Task: Work through the data line by line, gathering every line that has the word "Perennial".

------ Material to process ------

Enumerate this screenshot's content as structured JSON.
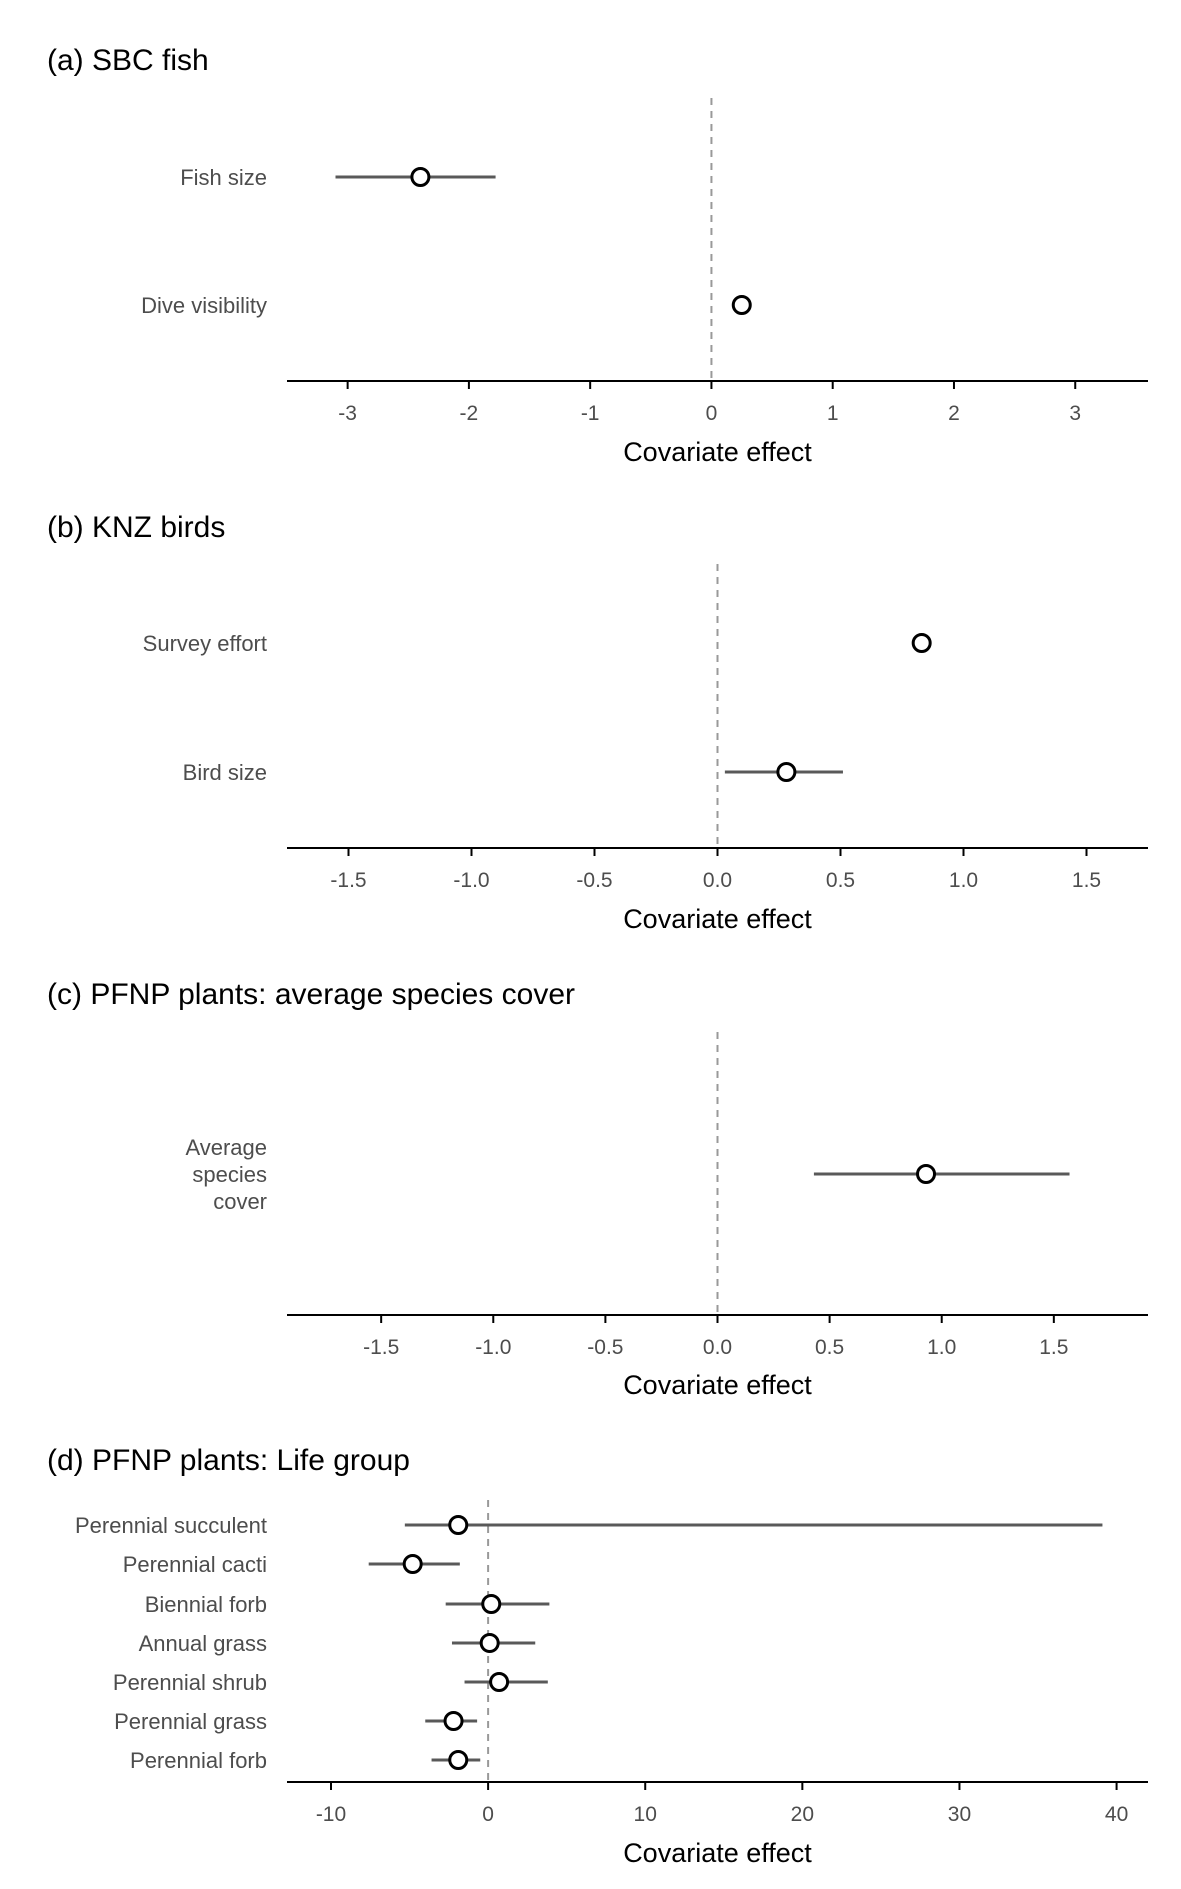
{
  "chart_data": [
    {
      "type": "scatter",
      "panel": "a",
      "title": "(a) SBC fish",
      "xlabel": "Covariate effect",
      "xlim": [
        -3.5,
        3.6
      ],
      "ticks": [
        -3,
        -2,
        -1,
        0,
        1,
        2,
        3
      ],
      "tick_labels": [
        "-3",
        "-2",
        "-1",
        "0",
        "1",
        "2",
        "3"
      ],
      "categories": [
        "Fish size",
        "Dive visibility"
      ],
      "values": [
        -2.4,
        0.25
      ],
      "lower": [
        -3.1,
        0.25
      ],
      "upper": [
        -1.78,
        0.25
      ],
      "reference_line": 0
    },
    {
      "type": "scatter",
      "panel": "b",
      "title": "(b) KNZ birds",
      "xlabel": "Covariate effect",
      "xlim": [
        -1.75,
        1.75
      ],
      "ticks": [
        -1.5,
        -1.0,
        -0.5,
        0.0,
        0.5,
        1.0,
        1.5
      ],
      "tick_labels": [
        "-1.5",
        "-1.0",
        "-0.5",
        "0.0",
        "0.5",
        "1.0",
        "1.5"
      ],
      "categories": [
        "Survey effort",
        "Bird size"
      ],
      "values": [
        0.83,
        0.28
      ],
      "lower": [
        0.83,
        0.03
      ],
      "upper": [
        0.83,
        0.51
      ],
      "reference_line": 0
    },
    {
      "type": "scatter",
      "panel": "c",
      "title": "(c) PFNP plants: average species cover",
      "xlabel": "Covariate effect",
      "xlim": [
        -1.92,
        1.92
      ],
      "ticks": [
        -1.5,
        -1.0,
        -0.5,
        0.0,
        0.5,
        1.0,
        1.5
      ],
      "tick_labels": [
        "-1.5",
        "-1.0",
        "-0.5",
        "0.0",
        "0.5",
        "1.0",
        "1.5"
      ],
      "categories": [
        [
          "Average",
          "species",
          "cover"
        ]
      ],
      "values": [
        0.93
      ],
      "lower": [
        0.43
      ],
      "upper": [
        1.57
      ],
      "reference_line": 0
    },
    {
      "type": "scatter",
      "panel": "d",
      "title": "(d) PFNP plants: Life group",
      "xlabel": "Covariate effect",
      "xlim": [
        -12.8,
        42.0
      ],
      "ticks": [
        -10,
        0,
        10,
        20,
        30,
        40
      ],
      "tick_labels": [
        "-10",
        "0",
        "10",
        "20",
        "30",
        "40"
      ],
      "categories": [
        "Perennial succulent",
        "Perennial cacti",
        "Biennial forb",
        "Annual grass",
        "Perennial shrub",
        "Perennial grass",
        "Perennial forb"
      ],
      "values": [
        -1.9,
        -4.8,
        0.2,
        0.1,
        0.7,
        -2.2,
        -1.9
      ],
      "lower": [
        -5.3,
        -7.6,
        -2.7,
        -2.3,
        -1.5,
        -4.0,
        -3.6
      ],
      "upper": [
        39.1,
        -1.8,
        3.9,
        3.0,
        3.8,
        -0.7,
        -0.5
      ],
      "reference_line": 0
    }
  ]
}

------

Written response:
        "Perennial succulent",
        "Perennial cacti",
        "Perennial shrub",
        "Perennial grass",
        "Perennial forb"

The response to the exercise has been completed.